— begin —
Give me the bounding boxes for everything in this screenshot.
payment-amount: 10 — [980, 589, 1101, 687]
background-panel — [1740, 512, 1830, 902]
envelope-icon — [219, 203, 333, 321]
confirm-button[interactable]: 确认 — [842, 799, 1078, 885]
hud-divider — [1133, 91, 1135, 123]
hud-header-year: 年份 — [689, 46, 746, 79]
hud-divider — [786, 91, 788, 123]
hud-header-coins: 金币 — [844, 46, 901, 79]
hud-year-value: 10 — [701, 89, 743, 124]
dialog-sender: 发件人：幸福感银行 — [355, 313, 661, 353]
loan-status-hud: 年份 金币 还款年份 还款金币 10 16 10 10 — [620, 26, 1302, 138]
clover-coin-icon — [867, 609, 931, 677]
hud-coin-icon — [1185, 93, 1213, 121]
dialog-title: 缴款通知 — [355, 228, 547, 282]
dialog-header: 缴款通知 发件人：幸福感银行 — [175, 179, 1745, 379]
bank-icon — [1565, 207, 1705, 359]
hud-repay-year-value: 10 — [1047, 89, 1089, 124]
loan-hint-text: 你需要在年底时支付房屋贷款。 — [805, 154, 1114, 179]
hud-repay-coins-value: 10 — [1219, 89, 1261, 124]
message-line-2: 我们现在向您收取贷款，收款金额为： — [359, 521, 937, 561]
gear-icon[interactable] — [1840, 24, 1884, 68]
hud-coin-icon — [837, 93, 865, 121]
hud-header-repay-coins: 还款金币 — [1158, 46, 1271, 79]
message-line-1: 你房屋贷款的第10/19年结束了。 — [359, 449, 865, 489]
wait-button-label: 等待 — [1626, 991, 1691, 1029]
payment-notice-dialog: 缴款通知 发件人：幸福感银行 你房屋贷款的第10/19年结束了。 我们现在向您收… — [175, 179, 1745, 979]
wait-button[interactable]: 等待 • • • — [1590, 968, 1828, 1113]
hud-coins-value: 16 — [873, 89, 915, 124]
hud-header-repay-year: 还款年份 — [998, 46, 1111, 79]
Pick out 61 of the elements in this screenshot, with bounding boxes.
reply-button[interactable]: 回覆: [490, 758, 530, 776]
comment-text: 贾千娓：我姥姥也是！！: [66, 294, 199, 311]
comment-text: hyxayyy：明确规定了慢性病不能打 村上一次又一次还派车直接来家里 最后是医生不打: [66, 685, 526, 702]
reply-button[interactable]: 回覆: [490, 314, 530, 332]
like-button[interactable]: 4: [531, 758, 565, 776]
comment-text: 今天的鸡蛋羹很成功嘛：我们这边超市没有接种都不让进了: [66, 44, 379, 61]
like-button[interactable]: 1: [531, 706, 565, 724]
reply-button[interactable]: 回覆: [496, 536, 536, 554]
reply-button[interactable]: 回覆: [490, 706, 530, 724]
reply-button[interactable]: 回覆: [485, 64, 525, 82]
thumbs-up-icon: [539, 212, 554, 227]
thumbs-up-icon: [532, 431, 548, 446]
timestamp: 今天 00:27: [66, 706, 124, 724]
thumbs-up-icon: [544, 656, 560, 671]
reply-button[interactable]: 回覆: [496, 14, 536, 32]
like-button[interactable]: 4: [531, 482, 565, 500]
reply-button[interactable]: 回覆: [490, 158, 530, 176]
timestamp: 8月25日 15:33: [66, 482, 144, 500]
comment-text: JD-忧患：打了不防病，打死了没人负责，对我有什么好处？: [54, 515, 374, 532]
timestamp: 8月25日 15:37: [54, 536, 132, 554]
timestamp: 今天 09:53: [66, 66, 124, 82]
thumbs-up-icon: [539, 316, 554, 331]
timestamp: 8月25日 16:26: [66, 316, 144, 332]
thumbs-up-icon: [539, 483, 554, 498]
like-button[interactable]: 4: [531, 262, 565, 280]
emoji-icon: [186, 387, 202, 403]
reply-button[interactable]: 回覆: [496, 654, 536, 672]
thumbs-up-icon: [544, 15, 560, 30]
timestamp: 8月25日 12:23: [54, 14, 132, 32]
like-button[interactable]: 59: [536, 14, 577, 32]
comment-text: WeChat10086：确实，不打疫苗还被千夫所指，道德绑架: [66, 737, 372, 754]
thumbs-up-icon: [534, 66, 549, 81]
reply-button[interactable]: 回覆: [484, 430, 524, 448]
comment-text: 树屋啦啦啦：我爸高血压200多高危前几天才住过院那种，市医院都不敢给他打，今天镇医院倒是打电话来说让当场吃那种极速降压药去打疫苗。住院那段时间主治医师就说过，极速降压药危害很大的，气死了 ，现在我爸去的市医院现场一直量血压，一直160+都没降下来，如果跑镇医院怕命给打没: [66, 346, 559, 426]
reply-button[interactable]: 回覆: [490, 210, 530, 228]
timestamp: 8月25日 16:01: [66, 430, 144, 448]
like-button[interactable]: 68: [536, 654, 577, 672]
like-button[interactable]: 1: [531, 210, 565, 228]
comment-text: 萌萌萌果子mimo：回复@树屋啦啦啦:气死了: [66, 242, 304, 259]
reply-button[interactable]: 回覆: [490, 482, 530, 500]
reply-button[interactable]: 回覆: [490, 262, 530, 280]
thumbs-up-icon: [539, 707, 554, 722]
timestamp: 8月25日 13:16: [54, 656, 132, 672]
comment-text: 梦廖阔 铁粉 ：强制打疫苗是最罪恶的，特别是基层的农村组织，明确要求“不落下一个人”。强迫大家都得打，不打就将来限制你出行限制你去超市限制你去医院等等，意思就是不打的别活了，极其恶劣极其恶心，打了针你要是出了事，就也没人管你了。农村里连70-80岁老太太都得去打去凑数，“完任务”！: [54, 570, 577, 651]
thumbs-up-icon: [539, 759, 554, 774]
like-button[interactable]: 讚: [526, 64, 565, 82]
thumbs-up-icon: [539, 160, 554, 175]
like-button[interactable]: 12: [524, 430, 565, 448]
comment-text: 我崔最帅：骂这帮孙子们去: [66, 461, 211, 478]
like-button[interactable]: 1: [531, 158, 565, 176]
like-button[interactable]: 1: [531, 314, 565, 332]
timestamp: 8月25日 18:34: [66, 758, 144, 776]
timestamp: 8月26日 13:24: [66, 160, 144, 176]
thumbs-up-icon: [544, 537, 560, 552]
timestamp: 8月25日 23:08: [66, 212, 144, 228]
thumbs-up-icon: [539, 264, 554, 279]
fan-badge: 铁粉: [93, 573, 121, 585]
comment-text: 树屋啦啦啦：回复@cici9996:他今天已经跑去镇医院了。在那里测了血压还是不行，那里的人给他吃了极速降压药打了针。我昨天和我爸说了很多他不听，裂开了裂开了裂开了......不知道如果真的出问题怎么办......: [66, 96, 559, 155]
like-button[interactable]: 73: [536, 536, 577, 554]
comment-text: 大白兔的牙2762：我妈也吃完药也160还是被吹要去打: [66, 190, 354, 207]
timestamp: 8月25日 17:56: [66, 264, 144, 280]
— end —
* **Problem to work on**
Rewrite the items above, changing every "thumbs-up-icon" to "like-icon" and leaving everything else the same.

* **The result**
Give me the bounding boxes for everything in this screenshot.
payment-amount: 10 — [980, 589, 1101, 687]
background-panel — [1740, 512, 1830, 902]
envelope-icon — [219, 203, 333, 321]
confirm-button[interactable]: 确认 — [842, 799, 1078, 885]
hud-divider — [1133, 91, 1135, 123]
hud-header-year: 年份 — [689, 46, 746, 79]
hud-divider — [786, 91, 788, 123]
hud-header-coins: 金币 — [844, 46, 901, 79]
hud-year-value: 10 — [701, 89, 743, 124]
dialog-sender: 发件人：幸福感银行 — [355, 313, 661, 353]
loan-status-hud: 年份 金币 还款年份 还款金币 10 16 10 10 — [620, 26, 1302, 138]
clover-coin-icon — [867, 609, 931, 677]
hud-coin-icon — [1185, 93, 1213, 121]
dialog-title: 缴款通知 — [355, 228, 547, 282]
dialog-header: 缴款通知 发件人：幸福感银行 — [175, 179, 1745, 379]
bank-icon — [1565, 207, 1705, 359]
hud-repay-year-value: 10 — [1047, 89, 1089, 124]
loan-hint-text: 你需要在年底时支付房屋贷款。 — [805, 154, 1114, 179]
hud-repay-coins-value: 10 — [1219, 89, 1261, 124]
message-line-2: 我们现在向您收取贷款，收款金额为： — [359, 521, 937, 561]
gear-icon[interactable] — [1840, 24, 1884, 68]
hud-coin-icon — [837, 93, 865, 121]
hud-header-repay-coins: 还款金币 — [1158, 46, 1271, 79]
message-line-1: 你房屋贷款的第10/19年结束了。 — [359, 449, 865, 489]
wait-button-label: 等待 — [1626, 991, 1691, 1029]
payment-notice-dialog: 缴款通知 发件人：幸福感银行 你房屋贷款的第10/19年结束了。 我们现在向您收… — [175, 179, 1745, 979]
wait-button[interactable]: 等待 • • • — [1590, 968, 1828, 1113]
hud-coins-value: 16 — [873, 89, 915, 124]
hud-header-repay-year: 还款年份 — [998, 46, 1111, 79]
Pick out 61 of the elements in this screenshot, with bounding boxes.
reply-button[interactable]: 回覆: [490, 758, 530, 776]
comment-text: 贾千娓：我姥姥也是！！: [66, 294, 199, 311]
comment-text: hyxayyy：明确规定了慢性病不能打 村上一次又一次还派车直接来家里 最后是医生不打: [66, 685, 526, 702]
reply-button[interactable]: 回覆: [490, 314, 530, 332]
like-button[interactable]: 4: [531, 758, 565, 776]
comment-text: 今天的鸡蛋羹很成功嘛：我们这边超市没有接种都不让进了: [66, 44, 379, 61]
like-button[interactable]: 1: [531, 706, 565, 724]
reply-button[interactable]: 回覆: [496, 536, 536, 554]
reply-button[interactable]: 回覆: [490, 706, 530, 724]
reply-button[interactable]: 回覆: [485, 64, 525, 82]
like-icon: [539, 212, 554, 227]
like-icon: [532, 431, 548, 446]
timestamp: 今天 00:27: [66, 706, 124, 724]
like-icon: [544, 656, 560, 671]
reply-button[interactable]: 回覆: [496, 14, 536, 32]
like-button[interactable]: 4: [531, 482, 565, 500]
reply-button[interactable]: 回覆: [490, 158, 530, 176]
timestamp: 8月25日 15:33: [66, 482, 144, 500]
comment-text: JD-忧患：打了不防病，打死了没人负责，对我有什么好处？: [54, 515, 374, 532]
timestamp: 8月25日 15:37: [54, 536, 132, 554]
timestamp: 今天 09:53: [66, 66, 124, 82]
like-icon: [539, 316, 554, 331]
timestamp: 8月25日 16:26: [66, 316, 144, 332]
like-icon: [539, 483, 554, 498]
like-button[interactable]: 4: [531, 262, 565, 280]
emoji-icon: [186, 387, 202, 403]
reply-button[interactable]: 回覆: [496, 654, 536, 672]
like-icon: [544, 15, 560, 30]
timestamp: 8月25日 12:23: [54, 14, 132, 32]
like-button[interactable]: 59: [536, 14, 577, 32]
comment-text: WeChat10086：确实，不打疫苗还被千夫所指，道德绑架: [66, 737, 372, 754]
like-icon: [534, 66, 549, 81]
reply-button[interactable]: 回覆: [484, 430, 524, 448]
comment-text: 树屋啦啦啦：我爸高血压200多高危前几天才住过院那种，市医院都不敢给他打，今天镇医院倒是打电话来说让当场吃那种极速降压药去打疫苗。住院那段时间主治医师就说过，极速降压药危害很大的，气死了 ，现在我爸去的市医院现场一直量血压，一直160+都没降下来，如果跑镇医院怕命给打没: [66, 346, 559, 426]
reply-button[interactable]: 回覆: [490, 210, 530, 228]
timestamp: 8月25日 16:01: [66, 430, 144, 448]
like-button[interactable]: 68: [536, 654, 577, 672]
like-button[interactable]: 1: [531, 210, 565, 228]
comment-text: 萌萌萌果子mimo：回复@树屋啦啦啦:气死了: [66, 242, 304, 259]
reply-button[interactable]: 回覆: [490, 482, 530, 500]
reply-button[interactable]: 回覆: [490, 262, 530, 280]
like-icon: [539, 707, 554, 722]
timestamp: 8月25日 13:16: [54, 656, 132, 672]
comment-text: 梦廖阔 铁粉 ：强制打疫苗是最罪恶的，特别是基层的农村组织，明确要求“不落下一个人”。强迫大家都得打，不打就将来限制你出行限制你去超市限制你去医院等等，意思就是不打的别活了，极其恶劣极其恶心，打了针你要是出了事，就也没人管你了。农村里连70-80岁老太太都得去打去凑数，“完任务”！: [54, 570, 577, 651]
like-icon: [539, 759, 554, 774]
like-button[interactable]: 讚: [526, 64, 565, 82]
like-icon: [539, 160, 554, 175]
like-button[interactable]: 12: [524, 430, 565, 448]
comment-text: 我崔最帅：骂这帮孙子们去: [66, 461, 211, 478]
like-button[interactable]: 1: [531, 158, 565, 176]
like-button[interactable]: 1: [531, 314, 565, 332]
timestamp: 8月25日 18:34: [66, 758, 144, 776]
timestamp: 8月26日 13:24: [66, 160, 144, 176]
like-icon: [544, 537, 560, 552]
timestamp: 8月25日 23:08: [66, 212, 144, 228]
like-icon: [539, 264, 554, 279]
fan-badge: 铁粉: [93, 573, 121, 585]
comment-text: 树屋啦啦啦：回复@cici9996:他今天已经跑去镇医院了。在那里测了血压还是不行，那里的人给他吃了极速降压药打了针。我昨天和我爸说了很多他不听，裂开了裂开了裂开了......不知道如果真的出问题怎么办......: [66, 96, 559, 155]
like-button[interactable]: 73: [536, 536, 577, 554]
comment-text: 大白兔的牙2762：我妈也吃完药也160还是被吹要去打: [66, 190, 354, 207]
timestamp: 8月25日 17:56: [66, 264, 144, 280]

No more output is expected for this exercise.